--- START Information shown ---
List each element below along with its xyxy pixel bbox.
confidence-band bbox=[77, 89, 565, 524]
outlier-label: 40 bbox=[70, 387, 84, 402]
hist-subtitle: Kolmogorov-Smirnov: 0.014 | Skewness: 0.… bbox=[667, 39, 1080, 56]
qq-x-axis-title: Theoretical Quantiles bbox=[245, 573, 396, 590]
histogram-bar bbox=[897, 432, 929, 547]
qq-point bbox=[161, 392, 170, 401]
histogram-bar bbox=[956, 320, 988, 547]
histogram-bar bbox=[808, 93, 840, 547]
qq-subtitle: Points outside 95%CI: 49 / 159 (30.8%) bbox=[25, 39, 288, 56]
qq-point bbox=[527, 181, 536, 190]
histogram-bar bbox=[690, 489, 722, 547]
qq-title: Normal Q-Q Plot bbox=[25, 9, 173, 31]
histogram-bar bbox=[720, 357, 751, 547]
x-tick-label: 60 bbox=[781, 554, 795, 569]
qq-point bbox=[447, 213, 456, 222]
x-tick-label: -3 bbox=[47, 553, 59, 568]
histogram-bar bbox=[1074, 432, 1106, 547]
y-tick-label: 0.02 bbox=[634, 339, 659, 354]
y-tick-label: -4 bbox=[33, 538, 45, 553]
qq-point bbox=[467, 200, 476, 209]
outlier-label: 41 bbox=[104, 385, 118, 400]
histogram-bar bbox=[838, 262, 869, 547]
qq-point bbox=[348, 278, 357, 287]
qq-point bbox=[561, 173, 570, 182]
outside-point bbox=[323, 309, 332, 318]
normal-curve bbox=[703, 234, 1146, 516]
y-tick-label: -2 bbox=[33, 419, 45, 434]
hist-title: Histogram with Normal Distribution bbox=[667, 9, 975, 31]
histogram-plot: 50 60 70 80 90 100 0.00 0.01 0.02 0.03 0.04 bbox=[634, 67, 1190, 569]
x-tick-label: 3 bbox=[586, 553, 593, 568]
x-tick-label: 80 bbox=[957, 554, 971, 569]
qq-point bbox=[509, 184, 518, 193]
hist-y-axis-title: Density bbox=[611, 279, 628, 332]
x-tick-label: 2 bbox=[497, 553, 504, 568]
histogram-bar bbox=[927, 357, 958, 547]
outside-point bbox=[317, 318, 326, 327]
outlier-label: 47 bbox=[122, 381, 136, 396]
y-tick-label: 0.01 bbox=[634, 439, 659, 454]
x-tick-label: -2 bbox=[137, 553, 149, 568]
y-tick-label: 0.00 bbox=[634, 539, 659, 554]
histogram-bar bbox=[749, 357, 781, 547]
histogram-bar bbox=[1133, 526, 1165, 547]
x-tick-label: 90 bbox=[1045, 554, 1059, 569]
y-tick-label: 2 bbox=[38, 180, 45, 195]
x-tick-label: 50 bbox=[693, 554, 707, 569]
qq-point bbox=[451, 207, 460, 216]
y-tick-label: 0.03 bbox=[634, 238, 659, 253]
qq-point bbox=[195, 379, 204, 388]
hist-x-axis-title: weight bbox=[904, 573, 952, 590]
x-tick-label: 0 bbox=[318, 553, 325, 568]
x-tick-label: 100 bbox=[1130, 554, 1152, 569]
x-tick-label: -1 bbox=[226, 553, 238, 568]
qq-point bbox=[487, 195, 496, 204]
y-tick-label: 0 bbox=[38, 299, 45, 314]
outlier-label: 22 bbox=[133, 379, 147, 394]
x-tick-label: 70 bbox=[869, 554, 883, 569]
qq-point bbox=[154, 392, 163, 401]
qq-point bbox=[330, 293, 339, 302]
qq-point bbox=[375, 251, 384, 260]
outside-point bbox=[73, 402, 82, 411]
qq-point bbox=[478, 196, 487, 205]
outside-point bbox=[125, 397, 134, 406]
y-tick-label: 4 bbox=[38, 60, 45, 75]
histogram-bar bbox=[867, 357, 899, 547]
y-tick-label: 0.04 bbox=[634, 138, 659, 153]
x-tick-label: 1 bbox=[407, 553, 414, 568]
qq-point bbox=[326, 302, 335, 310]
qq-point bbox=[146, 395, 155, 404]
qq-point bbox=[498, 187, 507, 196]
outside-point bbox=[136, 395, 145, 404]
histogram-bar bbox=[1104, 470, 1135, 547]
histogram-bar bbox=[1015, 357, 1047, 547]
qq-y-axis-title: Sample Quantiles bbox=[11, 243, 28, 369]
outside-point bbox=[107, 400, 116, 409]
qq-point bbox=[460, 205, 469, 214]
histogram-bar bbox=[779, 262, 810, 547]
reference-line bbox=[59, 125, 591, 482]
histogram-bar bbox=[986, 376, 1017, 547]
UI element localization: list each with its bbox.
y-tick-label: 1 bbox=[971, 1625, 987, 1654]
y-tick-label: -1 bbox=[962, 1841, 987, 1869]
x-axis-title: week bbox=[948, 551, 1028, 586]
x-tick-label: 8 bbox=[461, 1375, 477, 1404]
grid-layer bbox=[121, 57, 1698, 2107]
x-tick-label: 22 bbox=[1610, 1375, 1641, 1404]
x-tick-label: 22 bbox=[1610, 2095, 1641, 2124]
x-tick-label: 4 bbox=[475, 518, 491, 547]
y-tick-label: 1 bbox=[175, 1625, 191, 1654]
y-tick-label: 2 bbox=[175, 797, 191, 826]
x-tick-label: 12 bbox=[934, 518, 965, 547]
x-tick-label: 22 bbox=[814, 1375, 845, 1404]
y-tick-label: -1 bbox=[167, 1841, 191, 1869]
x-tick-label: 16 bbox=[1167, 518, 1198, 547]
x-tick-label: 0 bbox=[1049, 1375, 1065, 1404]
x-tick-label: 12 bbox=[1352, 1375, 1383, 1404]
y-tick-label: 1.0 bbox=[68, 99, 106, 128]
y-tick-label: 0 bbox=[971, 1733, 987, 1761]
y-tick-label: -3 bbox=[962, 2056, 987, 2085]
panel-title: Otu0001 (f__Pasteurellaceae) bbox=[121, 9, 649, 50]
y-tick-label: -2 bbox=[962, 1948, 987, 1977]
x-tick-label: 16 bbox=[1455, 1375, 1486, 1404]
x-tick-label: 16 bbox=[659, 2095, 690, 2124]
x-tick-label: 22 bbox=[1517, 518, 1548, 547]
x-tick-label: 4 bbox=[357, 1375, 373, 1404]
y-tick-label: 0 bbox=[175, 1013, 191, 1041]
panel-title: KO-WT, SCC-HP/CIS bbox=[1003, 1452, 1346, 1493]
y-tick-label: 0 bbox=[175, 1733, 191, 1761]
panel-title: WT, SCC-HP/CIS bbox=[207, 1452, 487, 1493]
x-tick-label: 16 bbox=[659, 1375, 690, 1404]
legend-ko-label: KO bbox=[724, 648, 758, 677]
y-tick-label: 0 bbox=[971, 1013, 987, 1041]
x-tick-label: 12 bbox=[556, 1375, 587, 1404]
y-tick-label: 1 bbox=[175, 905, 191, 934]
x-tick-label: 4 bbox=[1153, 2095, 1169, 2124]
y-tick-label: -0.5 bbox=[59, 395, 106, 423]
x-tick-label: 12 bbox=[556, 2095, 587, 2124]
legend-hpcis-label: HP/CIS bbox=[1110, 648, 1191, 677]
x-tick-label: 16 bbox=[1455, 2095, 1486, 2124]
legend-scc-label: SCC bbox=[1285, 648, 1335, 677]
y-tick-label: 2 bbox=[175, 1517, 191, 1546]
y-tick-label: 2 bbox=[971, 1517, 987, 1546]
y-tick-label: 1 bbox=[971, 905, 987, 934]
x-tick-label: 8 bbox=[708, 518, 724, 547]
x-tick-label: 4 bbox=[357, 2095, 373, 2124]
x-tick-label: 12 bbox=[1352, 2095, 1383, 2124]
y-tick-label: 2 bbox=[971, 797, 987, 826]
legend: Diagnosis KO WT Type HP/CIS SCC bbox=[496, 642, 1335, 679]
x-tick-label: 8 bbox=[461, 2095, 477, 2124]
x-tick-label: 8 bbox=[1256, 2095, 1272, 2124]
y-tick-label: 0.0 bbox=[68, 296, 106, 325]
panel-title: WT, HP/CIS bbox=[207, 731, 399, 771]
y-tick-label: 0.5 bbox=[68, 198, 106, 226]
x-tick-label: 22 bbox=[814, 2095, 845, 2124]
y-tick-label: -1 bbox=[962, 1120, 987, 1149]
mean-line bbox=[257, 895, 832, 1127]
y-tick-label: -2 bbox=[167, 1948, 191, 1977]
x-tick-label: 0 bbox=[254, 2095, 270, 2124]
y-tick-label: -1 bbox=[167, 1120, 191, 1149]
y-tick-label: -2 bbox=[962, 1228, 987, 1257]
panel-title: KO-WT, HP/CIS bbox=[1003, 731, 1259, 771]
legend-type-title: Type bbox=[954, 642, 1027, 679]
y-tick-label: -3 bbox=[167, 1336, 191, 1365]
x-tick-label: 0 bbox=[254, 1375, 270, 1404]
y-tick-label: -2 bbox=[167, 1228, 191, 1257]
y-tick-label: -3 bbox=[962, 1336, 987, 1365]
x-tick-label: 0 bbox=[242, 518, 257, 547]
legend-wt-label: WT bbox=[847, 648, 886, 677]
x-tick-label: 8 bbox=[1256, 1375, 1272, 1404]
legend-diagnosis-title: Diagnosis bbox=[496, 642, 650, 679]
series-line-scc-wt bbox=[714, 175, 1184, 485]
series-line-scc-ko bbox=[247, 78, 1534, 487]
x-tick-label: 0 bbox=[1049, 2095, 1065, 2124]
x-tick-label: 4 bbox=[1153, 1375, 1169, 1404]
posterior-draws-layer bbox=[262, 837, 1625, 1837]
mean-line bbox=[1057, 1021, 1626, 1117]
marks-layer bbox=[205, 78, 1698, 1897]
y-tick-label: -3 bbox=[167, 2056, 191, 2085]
--- END Information shown ---
- [Task to carry out]:
Determine how many rows of the data contain the string "line", treating case as significant. Reply with the number alone.

- [Output for this exercise]:
5